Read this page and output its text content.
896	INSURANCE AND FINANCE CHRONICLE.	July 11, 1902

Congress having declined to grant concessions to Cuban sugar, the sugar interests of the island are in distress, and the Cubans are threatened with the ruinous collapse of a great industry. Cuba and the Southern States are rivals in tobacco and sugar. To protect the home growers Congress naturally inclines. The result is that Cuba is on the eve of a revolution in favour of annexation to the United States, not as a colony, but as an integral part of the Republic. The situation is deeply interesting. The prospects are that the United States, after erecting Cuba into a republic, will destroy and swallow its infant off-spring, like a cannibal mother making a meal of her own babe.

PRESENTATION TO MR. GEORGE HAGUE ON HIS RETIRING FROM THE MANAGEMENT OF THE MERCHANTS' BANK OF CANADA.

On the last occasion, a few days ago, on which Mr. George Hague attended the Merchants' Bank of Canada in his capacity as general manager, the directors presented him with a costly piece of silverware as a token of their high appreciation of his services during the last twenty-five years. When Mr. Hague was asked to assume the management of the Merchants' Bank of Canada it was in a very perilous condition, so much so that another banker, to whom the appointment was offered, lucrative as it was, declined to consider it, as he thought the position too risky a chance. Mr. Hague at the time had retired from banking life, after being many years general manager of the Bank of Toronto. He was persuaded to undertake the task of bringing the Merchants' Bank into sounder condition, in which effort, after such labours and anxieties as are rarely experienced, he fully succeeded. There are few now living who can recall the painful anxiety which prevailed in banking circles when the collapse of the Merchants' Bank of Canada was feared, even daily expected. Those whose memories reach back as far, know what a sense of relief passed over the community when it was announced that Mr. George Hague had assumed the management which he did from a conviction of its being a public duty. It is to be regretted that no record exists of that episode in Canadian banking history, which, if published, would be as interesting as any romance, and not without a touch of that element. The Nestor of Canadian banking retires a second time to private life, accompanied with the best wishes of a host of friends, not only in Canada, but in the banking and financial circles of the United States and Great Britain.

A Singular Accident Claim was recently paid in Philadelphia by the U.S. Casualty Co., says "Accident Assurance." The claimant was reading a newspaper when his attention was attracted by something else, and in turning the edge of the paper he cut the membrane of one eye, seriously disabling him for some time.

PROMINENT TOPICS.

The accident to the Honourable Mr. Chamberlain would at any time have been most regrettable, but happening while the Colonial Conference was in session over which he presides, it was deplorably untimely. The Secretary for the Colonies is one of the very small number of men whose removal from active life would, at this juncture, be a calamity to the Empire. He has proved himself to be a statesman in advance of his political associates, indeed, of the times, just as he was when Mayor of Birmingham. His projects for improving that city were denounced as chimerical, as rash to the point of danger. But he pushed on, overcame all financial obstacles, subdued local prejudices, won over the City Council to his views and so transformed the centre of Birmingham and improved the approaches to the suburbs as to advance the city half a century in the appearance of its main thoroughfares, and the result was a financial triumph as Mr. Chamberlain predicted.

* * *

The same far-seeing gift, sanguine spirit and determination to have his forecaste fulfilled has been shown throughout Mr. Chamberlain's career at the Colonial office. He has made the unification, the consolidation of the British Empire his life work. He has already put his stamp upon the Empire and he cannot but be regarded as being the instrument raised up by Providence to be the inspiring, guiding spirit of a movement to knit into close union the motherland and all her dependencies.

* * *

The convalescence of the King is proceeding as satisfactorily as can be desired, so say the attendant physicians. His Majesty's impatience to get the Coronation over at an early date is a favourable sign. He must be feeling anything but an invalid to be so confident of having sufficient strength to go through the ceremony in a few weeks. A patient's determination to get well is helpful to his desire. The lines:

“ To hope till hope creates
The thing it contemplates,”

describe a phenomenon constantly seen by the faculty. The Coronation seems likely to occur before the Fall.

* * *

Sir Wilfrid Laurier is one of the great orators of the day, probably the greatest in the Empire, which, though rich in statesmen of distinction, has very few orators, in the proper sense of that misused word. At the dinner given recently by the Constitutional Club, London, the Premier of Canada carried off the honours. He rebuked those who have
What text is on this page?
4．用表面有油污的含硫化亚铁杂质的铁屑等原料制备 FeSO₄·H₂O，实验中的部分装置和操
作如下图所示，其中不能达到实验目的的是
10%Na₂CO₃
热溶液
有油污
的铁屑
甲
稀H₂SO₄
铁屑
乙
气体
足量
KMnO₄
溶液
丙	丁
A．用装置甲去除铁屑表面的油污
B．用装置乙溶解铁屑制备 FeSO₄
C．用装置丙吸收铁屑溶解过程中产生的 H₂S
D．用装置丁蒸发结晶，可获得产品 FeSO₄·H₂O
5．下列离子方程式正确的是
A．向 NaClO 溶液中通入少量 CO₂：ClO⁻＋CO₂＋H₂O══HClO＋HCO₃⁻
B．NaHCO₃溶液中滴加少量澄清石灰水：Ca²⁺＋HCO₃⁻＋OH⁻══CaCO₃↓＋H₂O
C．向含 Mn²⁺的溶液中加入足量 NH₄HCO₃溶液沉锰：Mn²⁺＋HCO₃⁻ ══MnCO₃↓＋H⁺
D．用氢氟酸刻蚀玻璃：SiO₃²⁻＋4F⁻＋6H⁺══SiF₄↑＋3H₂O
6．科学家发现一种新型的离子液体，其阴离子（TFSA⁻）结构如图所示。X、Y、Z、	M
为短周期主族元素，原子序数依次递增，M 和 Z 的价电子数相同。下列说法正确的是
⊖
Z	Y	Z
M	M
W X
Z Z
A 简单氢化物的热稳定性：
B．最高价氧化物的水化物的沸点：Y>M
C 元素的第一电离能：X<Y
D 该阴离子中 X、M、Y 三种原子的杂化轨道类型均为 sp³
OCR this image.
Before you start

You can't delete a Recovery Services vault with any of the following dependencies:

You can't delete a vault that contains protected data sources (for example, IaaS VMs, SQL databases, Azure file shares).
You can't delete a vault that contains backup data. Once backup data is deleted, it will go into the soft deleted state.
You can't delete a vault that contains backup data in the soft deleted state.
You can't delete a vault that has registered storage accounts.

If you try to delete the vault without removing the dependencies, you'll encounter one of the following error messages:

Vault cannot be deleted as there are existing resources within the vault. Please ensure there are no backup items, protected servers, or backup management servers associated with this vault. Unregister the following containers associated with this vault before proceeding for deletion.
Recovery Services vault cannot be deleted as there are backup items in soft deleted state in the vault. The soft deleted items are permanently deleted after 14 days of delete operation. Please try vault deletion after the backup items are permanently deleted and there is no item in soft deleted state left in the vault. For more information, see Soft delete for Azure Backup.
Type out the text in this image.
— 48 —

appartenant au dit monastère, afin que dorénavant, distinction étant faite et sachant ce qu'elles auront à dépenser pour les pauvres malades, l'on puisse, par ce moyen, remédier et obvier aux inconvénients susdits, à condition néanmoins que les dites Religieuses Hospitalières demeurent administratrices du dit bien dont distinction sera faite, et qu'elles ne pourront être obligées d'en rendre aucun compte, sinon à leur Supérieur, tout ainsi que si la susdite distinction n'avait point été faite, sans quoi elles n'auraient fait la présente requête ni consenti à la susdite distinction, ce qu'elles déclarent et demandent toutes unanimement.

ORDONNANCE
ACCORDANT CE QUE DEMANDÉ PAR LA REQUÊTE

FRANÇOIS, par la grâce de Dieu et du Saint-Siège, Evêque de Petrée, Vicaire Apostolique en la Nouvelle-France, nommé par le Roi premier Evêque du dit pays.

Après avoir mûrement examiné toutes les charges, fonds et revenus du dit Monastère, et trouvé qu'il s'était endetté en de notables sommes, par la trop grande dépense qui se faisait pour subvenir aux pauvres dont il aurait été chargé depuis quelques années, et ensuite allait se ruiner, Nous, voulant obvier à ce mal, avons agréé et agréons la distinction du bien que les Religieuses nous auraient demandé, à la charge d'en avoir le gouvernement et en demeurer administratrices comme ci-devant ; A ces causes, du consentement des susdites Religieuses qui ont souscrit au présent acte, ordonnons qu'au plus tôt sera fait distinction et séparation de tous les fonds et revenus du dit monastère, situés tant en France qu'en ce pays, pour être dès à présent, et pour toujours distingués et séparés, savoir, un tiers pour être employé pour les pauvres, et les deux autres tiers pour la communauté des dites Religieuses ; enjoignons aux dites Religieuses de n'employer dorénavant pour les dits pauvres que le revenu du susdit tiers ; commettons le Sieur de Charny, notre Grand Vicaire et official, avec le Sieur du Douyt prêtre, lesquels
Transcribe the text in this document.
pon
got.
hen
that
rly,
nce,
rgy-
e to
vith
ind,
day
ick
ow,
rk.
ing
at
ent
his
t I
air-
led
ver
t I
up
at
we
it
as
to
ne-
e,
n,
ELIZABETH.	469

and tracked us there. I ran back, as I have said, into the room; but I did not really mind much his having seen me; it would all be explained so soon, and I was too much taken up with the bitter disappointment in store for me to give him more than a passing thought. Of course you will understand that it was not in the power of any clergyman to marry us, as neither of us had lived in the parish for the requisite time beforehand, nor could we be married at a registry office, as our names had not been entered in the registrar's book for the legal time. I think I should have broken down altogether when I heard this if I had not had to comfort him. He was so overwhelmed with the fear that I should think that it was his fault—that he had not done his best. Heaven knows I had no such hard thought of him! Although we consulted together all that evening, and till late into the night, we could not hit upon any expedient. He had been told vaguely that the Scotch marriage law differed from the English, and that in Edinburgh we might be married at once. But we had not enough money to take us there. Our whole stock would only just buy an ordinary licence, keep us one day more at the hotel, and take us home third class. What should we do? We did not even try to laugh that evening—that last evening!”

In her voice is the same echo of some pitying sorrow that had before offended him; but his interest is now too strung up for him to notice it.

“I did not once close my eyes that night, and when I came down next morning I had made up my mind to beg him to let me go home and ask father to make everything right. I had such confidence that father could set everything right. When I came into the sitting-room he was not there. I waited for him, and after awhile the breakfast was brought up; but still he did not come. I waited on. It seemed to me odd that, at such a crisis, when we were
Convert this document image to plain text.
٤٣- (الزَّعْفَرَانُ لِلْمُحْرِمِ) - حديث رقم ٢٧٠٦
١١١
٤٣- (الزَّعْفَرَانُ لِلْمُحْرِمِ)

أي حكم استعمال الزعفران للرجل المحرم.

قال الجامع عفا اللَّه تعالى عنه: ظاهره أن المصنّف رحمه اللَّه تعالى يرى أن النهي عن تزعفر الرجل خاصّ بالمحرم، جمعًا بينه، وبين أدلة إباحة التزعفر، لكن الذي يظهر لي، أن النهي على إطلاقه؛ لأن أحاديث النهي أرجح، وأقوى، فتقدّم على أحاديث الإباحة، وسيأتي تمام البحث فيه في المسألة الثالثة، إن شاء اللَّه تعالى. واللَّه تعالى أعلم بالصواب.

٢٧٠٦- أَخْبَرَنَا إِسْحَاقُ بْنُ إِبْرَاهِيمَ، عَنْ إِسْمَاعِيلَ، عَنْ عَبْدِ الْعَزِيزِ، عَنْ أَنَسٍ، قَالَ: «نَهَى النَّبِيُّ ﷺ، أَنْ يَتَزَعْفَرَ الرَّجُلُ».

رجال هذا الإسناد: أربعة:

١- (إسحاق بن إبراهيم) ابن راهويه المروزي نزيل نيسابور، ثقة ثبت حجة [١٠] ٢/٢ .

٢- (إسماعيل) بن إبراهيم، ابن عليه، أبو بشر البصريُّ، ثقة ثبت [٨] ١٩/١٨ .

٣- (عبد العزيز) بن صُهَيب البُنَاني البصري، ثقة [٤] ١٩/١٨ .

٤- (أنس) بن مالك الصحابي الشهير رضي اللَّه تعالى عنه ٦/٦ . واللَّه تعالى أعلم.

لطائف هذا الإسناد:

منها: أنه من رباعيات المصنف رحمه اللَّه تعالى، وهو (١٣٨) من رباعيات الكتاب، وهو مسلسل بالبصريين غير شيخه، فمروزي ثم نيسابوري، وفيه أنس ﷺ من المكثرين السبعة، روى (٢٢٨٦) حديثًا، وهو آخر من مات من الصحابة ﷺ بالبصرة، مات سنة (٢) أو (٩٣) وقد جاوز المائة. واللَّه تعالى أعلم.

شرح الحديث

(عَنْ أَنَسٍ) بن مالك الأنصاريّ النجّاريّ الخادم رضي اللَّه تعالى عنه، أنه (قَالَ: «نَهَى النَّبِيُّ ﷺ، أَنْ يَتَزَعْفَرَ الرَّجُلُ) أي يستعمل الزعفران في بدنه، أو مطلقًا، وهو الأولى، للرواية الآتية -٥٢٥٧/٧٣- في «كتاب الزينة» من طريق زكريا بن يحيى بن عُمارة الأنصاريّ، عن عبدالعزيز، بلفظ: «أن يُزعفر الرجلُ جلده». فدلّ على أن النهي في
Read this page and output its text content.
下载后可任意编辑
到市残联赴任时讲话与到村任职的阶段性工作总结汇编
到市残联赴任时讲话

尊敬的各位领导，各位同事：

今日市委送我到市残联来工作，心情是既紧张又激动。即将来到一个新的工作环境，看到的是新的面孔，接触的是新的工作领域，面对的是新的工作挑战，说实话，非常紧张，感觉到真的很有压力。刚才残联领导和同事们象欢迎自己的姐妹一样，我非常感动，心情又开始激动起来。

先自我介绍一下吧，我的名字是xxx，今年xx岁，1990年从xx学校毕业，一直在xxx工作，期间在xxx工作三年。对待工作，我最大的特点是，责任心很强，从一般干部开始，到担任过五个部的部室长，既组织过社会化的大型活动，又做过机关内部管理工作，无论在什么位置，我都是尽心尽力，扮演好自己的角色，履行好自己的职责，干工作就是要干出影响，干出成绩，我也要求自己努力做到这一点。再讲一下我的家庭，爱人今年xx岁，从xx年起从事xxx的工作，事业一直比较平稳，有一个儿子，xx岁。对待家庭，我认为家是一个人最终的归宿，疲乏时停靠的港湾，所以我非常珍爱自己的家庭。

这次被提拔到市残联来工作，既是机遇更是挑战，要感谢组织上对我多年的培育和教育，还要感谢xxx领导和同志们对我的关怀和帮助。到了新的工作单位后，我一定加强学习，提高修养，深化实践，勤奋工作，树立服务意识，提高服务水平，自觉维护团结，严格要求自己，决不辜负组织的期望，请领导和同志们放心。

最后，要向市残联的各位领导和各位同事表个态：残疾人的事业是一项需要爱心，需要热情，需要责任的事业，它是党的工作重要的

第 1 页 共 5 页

----------------------------------------

Problem statement:
Return each line of the listing that holds the string "HCO₃".

Solved exercise:
A．向 NaClO 溶液中通入少量 CO₂：ClO⁻＋CO₂＋H₂O══HClO＋HCO₃⁻
B．NaHCO₃溶液中滴加少量澄清石灰水：Ca²⁺＋HCO₃⁻＋OH⁻══CaCO₃↓＋H₂O
C．向含 Mn²⁺的溶液中加入足量 NH₄HCO₃溶液沉锰：Mn²⁺＋HCO₃⁻ ══MnCO₃↓＋H⁺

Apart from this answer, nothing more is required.